[start Task material]
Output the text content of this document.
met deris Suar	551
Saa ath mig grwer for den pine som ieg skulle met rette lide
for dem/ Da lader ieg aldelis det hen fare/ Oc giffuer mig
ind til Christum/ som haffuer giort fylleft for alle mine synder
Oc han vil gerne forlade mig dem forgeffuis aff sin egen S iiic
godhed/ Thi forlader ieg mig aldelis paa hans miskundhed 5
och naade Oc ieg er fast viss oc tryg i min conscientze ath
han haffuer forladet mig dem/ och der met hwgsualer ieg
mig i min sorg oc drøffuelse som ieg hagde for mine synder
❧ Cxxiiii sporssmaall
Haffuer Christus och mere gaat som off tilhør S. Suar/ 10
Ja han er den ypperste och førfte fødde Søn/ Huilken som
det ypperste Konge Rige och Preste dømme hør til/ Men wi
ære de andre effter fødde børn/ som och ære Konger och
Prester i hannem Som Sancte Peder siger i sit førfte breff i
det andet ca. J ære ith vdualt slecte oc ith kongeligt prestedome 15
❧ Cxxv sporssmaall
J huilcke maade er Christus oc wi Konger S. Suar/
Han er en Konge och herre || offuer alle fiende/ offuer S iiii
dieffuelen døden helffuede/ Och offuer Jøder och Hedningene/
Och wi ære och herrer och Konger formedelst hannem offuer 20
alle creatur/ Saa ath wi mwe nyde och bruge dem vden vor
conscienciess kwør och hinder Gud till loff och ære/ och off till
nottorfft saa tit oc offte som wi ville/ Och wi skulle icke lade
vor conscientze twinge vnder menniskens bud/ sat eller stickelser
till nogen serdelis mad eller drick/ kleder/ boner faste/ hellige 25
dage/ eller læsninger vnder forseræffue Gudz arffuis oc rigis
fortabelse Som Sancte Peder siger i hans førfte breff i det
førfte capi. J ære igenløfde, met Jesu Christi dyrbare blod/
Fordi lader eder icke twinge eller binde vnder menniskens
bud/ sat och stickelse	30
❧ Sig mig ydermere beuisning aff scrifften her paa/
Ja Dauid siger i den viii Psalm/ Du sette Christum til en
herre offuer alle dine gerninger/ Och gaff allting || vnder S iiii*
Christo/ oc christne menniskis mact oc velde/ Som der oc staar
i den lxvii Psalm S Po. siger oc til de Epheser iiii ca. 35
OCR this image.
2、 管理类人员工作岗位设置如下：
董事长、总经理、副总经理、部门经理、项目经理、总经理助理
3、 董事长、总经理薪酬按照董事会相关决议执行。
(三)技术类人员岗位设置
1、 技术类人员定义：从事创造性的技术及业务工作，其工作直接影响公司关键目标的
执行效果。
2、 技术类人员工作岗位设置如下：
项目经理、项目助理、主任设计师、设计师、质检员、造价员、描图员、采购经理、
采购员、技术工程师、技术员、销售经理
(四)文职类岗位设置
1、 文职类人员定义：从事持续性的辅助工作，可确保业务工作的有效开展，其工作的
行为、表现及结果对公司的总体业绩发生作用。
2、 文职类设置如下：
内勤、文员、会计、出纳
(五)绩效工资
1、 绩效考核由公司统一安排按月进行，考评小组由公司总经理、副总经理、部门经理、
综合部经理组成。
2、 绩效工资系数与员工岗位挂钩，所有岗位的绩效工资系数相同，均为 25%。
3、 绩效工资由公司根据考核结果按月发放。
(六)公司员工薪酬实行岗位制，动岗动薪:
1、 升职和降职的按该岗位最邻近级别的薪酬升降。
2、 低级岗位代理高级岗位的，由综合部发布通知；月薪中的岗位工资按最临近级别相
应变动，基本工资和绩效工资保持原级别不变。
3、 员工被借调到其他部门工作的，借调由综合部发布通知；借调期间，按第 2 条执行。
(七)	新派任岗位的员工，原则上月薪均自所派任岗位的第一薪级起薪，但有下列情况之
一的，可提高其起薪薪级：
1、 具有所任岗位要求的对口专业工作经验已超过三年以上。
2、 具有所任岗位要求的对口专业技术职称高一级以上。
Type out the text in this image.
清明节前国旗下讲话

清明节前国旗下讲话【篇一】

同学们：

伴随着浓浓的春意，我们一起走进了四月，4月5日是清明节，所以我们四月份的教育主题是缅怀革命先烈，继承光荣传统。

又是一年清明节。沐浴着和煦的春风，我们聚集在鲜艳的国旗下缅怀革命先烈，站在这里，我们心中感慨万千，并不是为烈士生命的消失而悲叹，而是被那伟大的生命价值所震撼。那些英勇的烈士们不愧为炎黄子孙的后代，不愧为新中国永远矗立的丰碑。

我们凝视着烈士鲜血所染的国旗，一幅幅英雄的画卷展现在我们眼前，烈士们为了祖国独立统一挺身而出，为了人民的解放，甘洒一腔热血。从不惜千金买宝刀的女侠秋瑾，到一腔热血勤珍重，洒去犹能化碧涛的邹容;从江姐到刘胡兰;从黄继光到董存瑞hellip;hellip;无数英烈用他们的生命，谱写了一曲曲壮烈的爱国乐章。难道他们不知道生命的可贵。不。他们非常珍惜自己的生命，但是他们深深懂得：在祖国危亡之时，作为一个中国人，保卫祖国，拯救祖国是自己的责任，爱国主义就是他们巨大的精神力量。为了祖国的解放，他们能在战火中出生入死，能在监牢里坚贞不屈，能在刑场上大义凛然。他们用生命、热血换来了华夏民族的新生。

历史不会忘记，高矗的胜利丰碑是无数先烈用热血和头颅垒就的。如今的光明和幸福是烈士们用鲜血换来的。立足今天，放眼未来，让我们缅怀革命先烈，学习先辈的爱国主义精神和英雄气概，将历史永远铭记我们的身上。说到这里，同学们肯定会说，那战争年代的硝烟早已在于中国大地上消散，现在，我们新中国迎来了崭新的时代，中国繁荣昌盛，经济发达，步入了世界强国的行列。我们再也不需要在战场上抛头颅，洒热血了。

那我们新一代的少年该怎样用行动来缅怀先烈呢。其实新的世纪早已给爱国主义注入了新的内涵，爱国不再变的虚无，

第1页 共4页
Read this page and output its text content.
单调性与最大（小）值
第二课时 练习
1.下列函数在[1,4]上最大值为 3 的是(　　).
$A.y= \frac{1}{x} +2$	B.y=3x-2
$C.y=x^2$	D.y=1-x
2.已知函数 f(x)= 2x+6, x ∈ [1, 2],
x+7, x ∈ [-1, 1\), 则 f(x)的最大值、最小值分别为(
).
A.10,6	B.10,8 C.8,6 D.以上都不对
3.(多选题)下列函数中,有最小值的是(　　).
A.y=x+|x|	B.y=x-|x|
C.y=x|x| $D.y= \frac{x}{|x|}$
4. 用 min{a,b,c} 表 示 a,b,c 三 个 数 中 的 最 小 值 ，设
[end Task material]
Gather all lines from the records above in which "vnder" appears.

_Response to the exercise:_
vor conscientze twinge vnder menniskens bud/ sat eller stickelser
dage/ eller læsninger vnder forseræffue Gudz arffuis oc rigis
Fordi lader eder icke twinge eller binde vnder menniskens
herre offuer alle dine gerninger/ Och gaff allting || vnder S iiii*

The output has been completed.